Recorded data:
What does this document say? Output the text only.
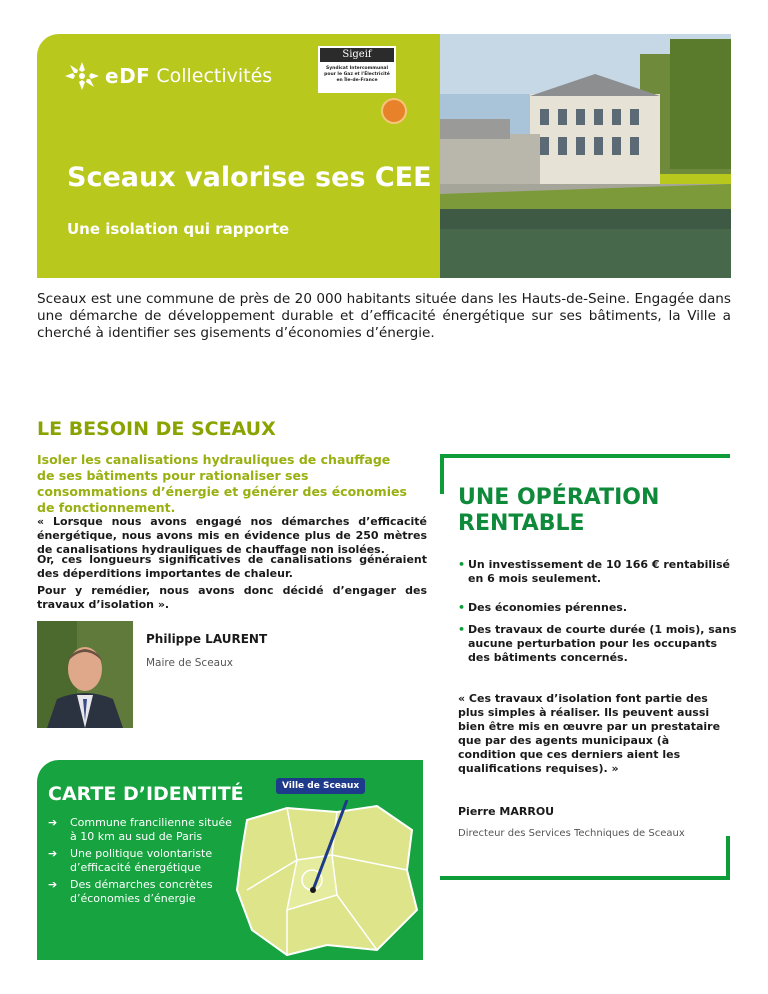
eDF Collectivités
Sigeif
Syndicat Intercommunal
pour le Gaz et l'Électricité
en Île-de-France
Sceaux valorise ses CEE
Une isolation qui rapporte

Sceaux est une commune de près de 20 000 habitants située dans les Hauts-de-Seine. Engagée dans une démarche de développement durable et d’efficacité énergétique sur ses bâtiments, la Ville a cherché à identifier ses gisements d’économies d’énergie.

LE BESOIN DE SCEAUX

Isoler les canalisations hydrauliques de chauffage de ses bâtiments pour rationaliser ses consommations d’énergie et générer des économies de fonctionnement.

« Lorsque nous avons engagé nos démarches d’efficacité énergétique, nous avons mis en évidence plus de 250 mètres de canalisations hydrauliques de chauffage non isolées.

Or, ces longueurs significatives de canalisations généraient des déperditions importantes de chaleur.

Pour y remédier, nous avons donc décidé d’engager des travaux d’isolation ».

Philippe LAURENT

Maire de Sceaux

Ville de Sceaux
CARTE D’IDENTITÉ
➔ Commune francilienne située à 10 km au sud de Paris
➔ Une politique volontariste d’efficacité énergétique
➔ Des démarches concrètes d’économies d’énergie
UNE OPÉRATION
RENTABLE

• Un investissement de 10 166 € rentabilisé en 6 mois seulement.

• Des économies pérennes.

• Des travaux de courte durée (1 mois), sans aucune perturbation pour les occupants des bâtiments concernés.

« Ces travaux d’isolation font partie des plus simples à réaliser. Ils peuvent aussi bien être mis en œuvre par un prestataire que par des agents municipaux (à condition que ces derniers aient les qualifications requises). »

Pierre MARROU

Directeur des Services Techniques de Sceaux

Problem to work on:
Filter the listing above for the string "nous" and copy every matching line.

Full answer:
« Lorsque nous avons engagé nos démarches d’efficacité énergétique, nous avons mis en évidence plus de 250 mètres de canalisations hydrauliques de chauffage non isolées.
Pour y remédier, nous avons donc décidé d’engager des travaux d’isolation ».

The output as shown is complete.